**Collected data**
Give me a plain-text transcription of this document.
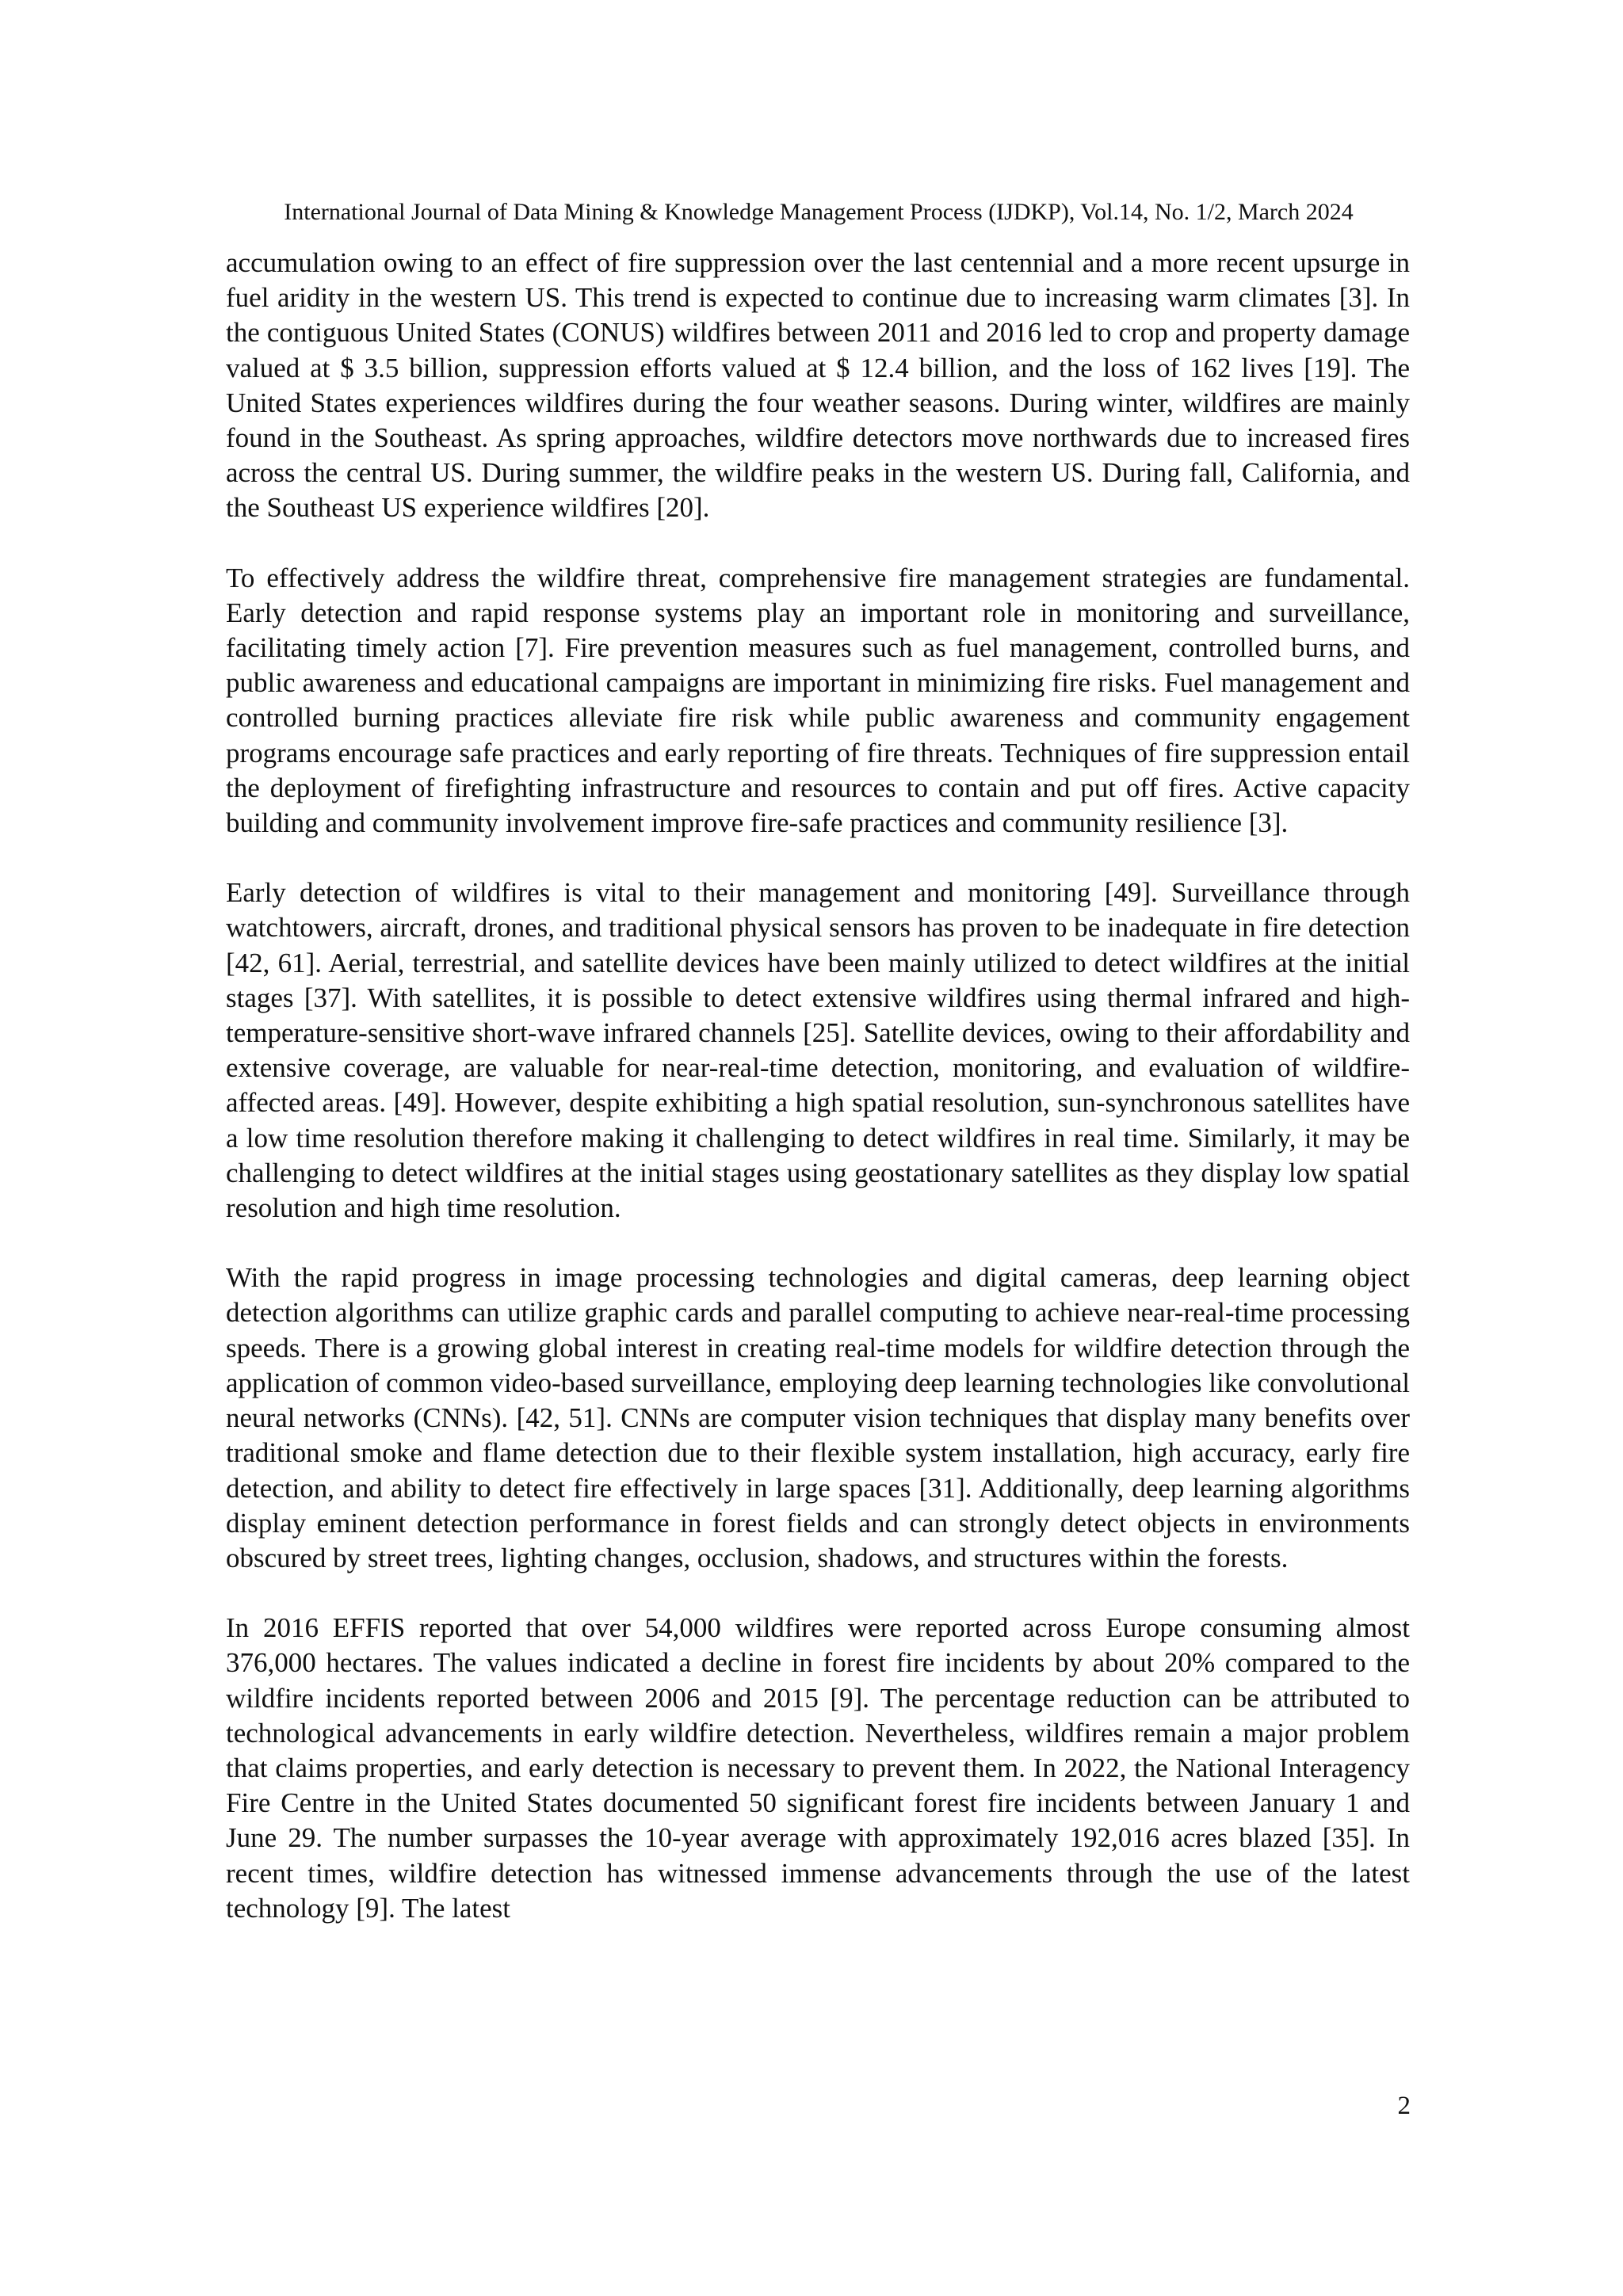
International Journal of Data Mining & Knowledge Management Process (IJDKP), Vol.14, No. 1/2, March 2024

accumulation owing to an effect of fire suppression over the last centennial and a more recent upsurge in fuel aridity in the western US. This trend is expected to continue due to increasing warm climates [3]. In the contiguous United States (CONUS) wildfires between 2011 and 2016 led to crop and property damage valued at $ 3.5 billion, suppression efforts valued at $ 12.4 billion, and the loss of 162 lives [19]. The United States experiences wildfires during the four weather seasons. During winter, wildfires are mainly found in the Southeast. As spring approaches, wildfire detectors move northwards due to increased fires across the central US. During summer, the wildfire peaks in the western US. During fall, California, and the Southeast US experience wildfires [20].

To effectively address the wildfire threat, comprehensive fire management strategies are fundamental. Early detection and rapid response systems play an important role in monitoring and surveillance, facilitating timely action [7]. Fire prevention measures such as fuel management, controlled burns, and public awareness and educational campaigns are important in minimizing fire risks. Fuel management and controlled burning practices alleviate fire risk while public awareness and community engagement programs encourage safe practices and early reporting of fire threats. Techniques of fire suppression entail the deployment of firefighting infrastructure and resources to contain and put off fires. Active capacity building and community involvement improve fire-safe practices and community resilience [3].

Early detection of wildfires is vital to their management and monitoring [49]. Surveillance through watchtowers, aircraft, drones, and traditional physical sensors has proven to be inadequate in fire detection [42, 61]. Aerial, terrestrial, and satellite devices have been mainly utilized to detect wildfires at the initial stages [37]. With satellites, it is possible to detect extensive wildfires using thermal infrared and high-temperature-sensitive short-wave infrared channels [25]. Satellite devices, owing to their affordability and extensive coverage, are valuable for near-real-time detection, monitoring, and evaluation of wildfire-affected areas. [49]. However, despite exhibiting a high spatial resolution, sun-synchronous satellites have a low time resolution therefore making it challenging to detect wildfires in real time. Similarly, it may be challenging to detect wildfires at the initial stages using geostationary satellites as they display low spatial resolution and high time resolution.

With the rapid progress in image processing technologies and digital cameras, deep learning object detection algorithms can utilize graphic cards and parallel computing to achieve near-real-time processing speeds. There is a growing global interest in creating real-time models for wildfire detection through the application of common video-based surveillance, employing deep learning technologies like convolutional neural networks (CNNs). [42, 51]. CNNs are computer vision techniques that display many benefits over traditional smoke and flame detection due to their flexible system installation, high accuracy, early fire detection, and ability to detect fire effectively in large spaces [31]. Additionally, deep learning algorithms display eminent detection performance in forest fields and can strongly detect objects in environments obscured by street trees, lighting changes, occlusion, shadows, and structures within the forests.

In 2016 EFFIS reported that over 54,000 wildfires were reported across Europe consuming almost 376,000 hectares. The values indicated a decline in forest fire incidents by about 20% compared to the wildfire incidents reported between 2006 and 2015 [9]. The percentage reduction can be attributed to technological advancements in early wildfire detection. Nevertheless, wildfires remain a major problem that claims properties, and early detection is necessary to prevent them. In 2022, the National Interagency Fire Centre in the United States documented 50 significant forest fire incidents between January 1 and June 29. The number surpasses the 10-year average with approximately 192,016 acres blazed [35]. In recent times, wildfire detection has witnessed immense advancements through the use of the latest technology [9]. The latest

2
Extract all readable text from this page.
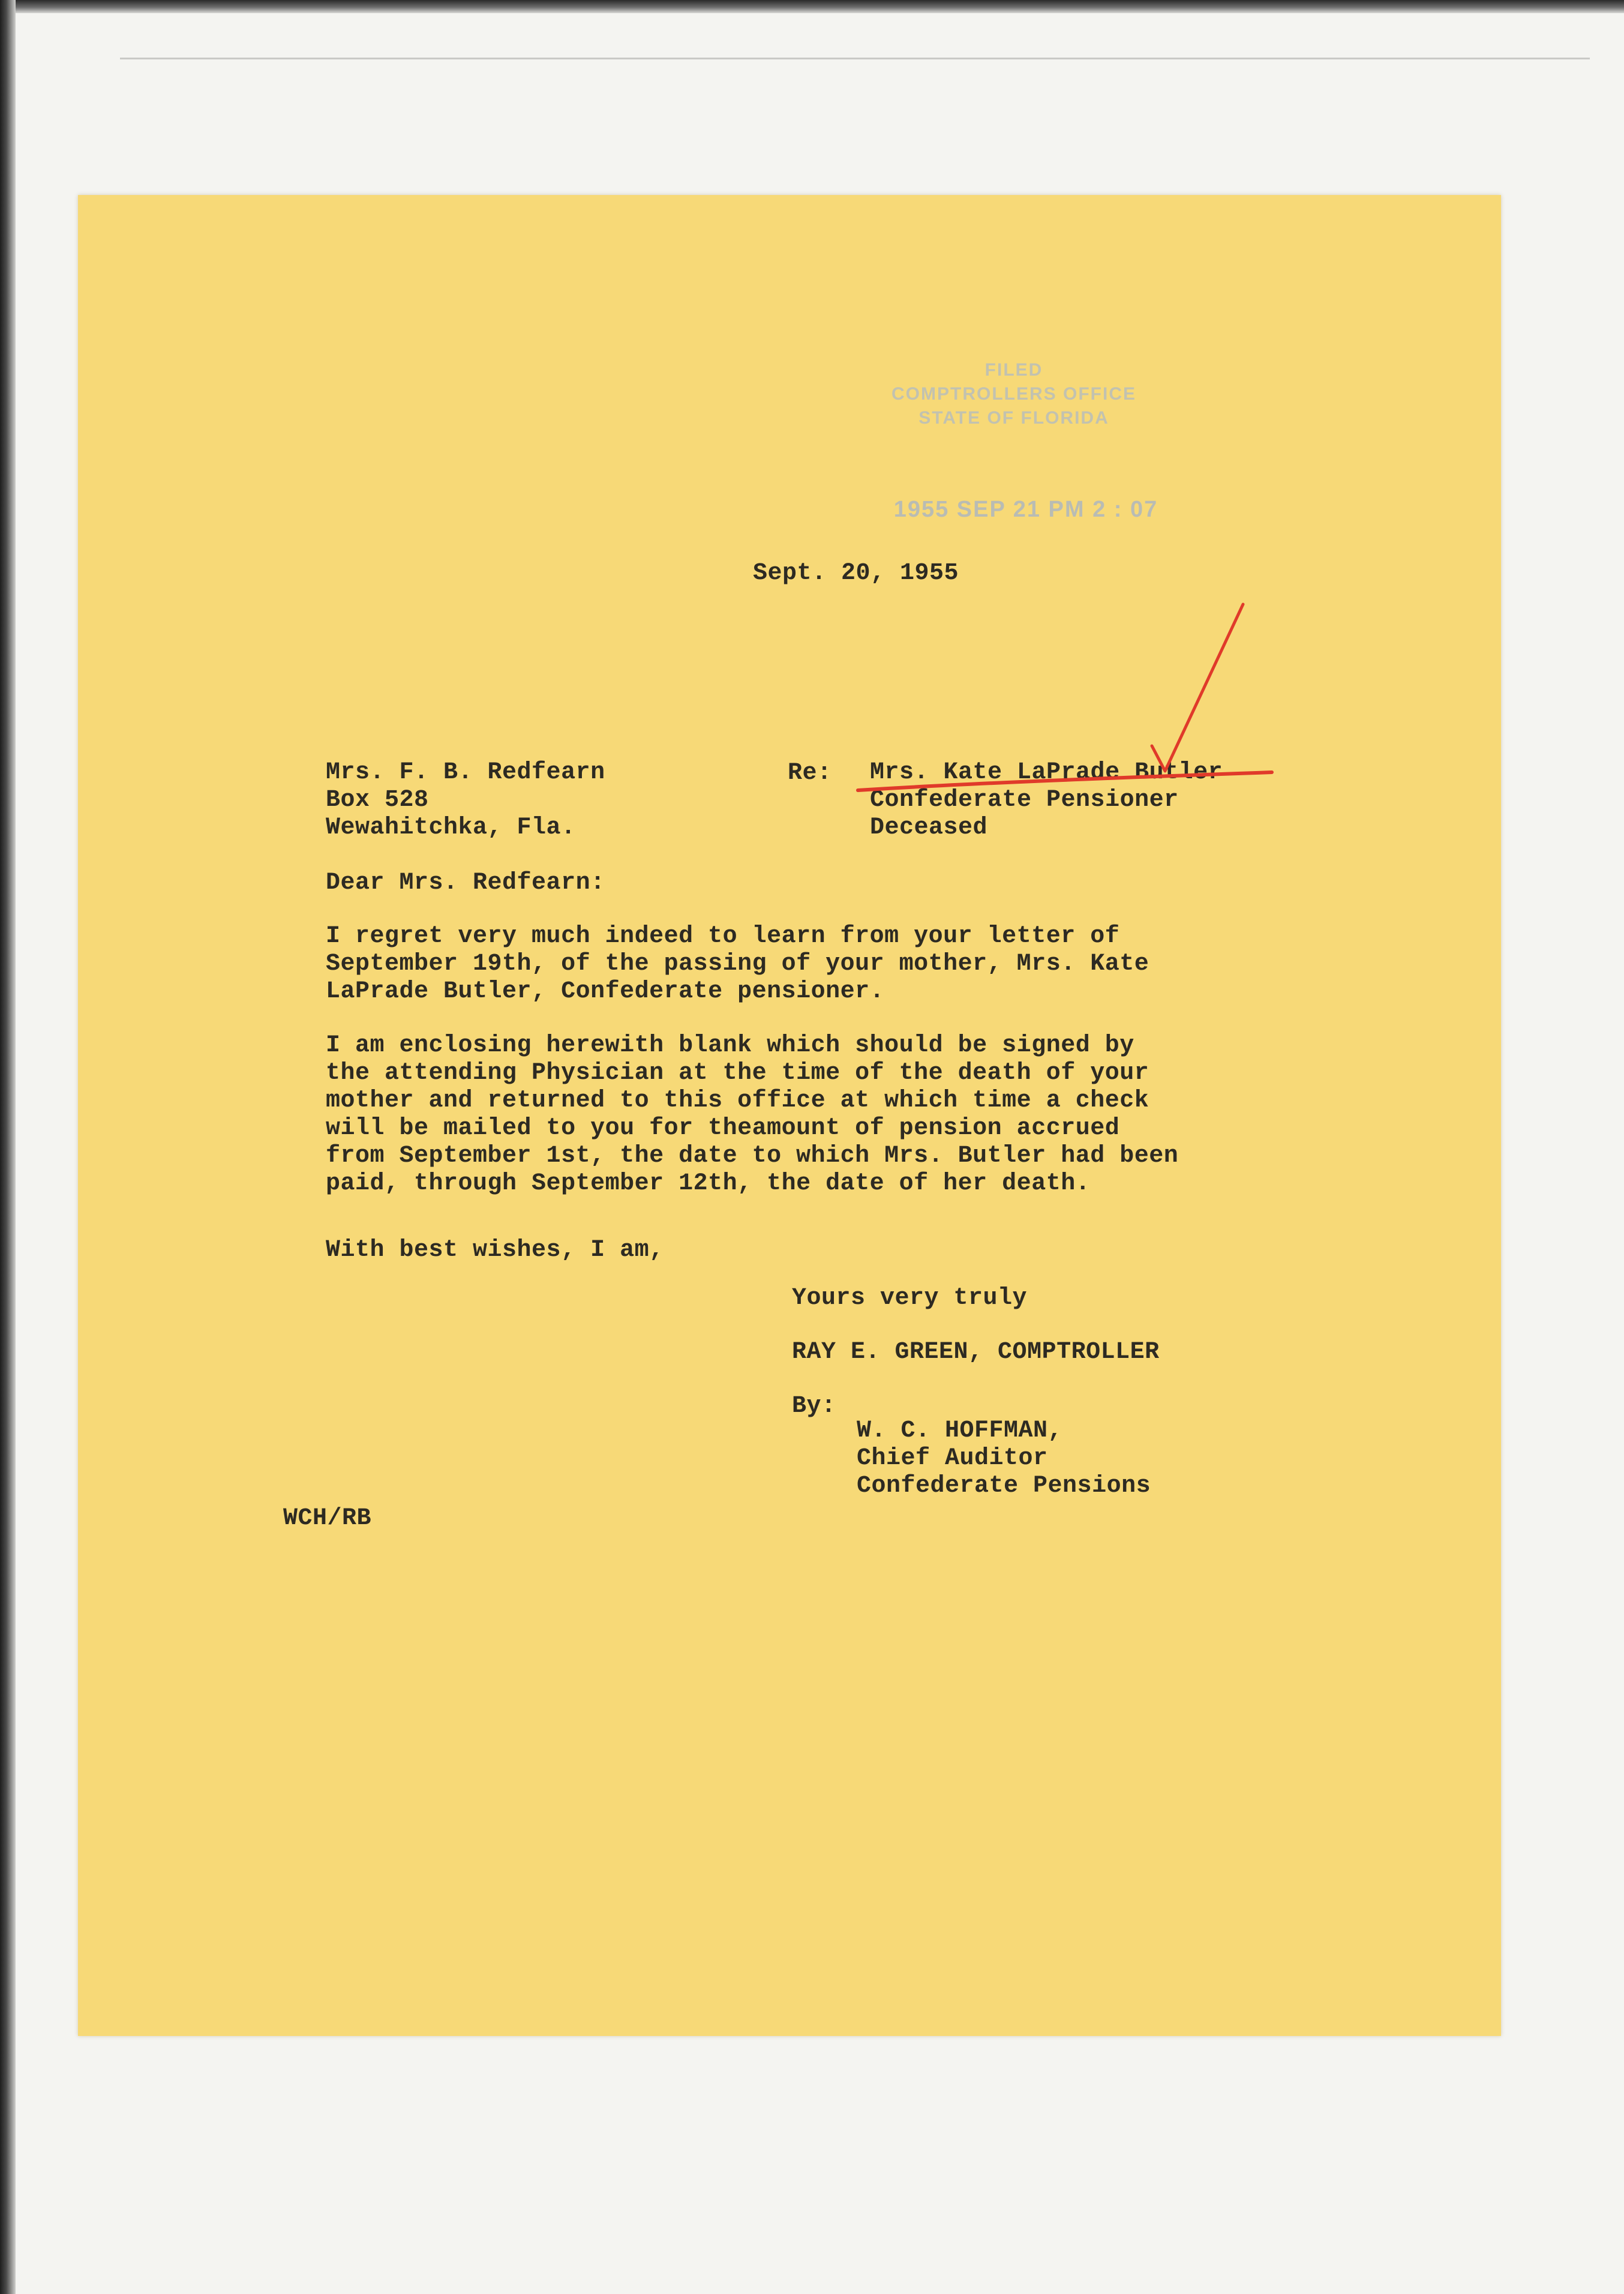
FILED
COMPTROLLERS OFFICE
STATE OF FLORIDA
1955 SEP 21 PM 2 : 07
Sept. 20, 1955
Mrs. F. B. Redfearn
Box 528
Wewahitchka, Fla.
Re: Mrs. Kate LaPrade Butler
Confederate Pensioner
Deceased
Dear Mrs. Redfearn:
I regret very much indeed to learn from your letter of
September 19th, of the passing of your mother, Mrs. Kate
LaPrade Butler, Confederate pensioner.
I am enclosing herewith blank which should be signed by
the attending Physician at the time of the death of your
mother and returned to this office at which time a check
will be mailed to you for theamount of pension accrued
from September 1st, the date to which Mrs. Butler had been
paid, through September 12th, the date of her death.
With best wishes, I am,
Yours very truly
RAY E. GREEN, COMPTROLLER
By:
W. C. HOFFMAN,
Chief Auditor
Confederate Pensions
WCH/RB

**STATED PROBLEM**
Read the entries and show each line that mentions "September".

**SOLVED EXERCISE**
September 19th, of the passing of your mother, Mrs. Kate
from September 1st, the date to which Mrs. Butler had been
paid, through September 12th, the date of her death.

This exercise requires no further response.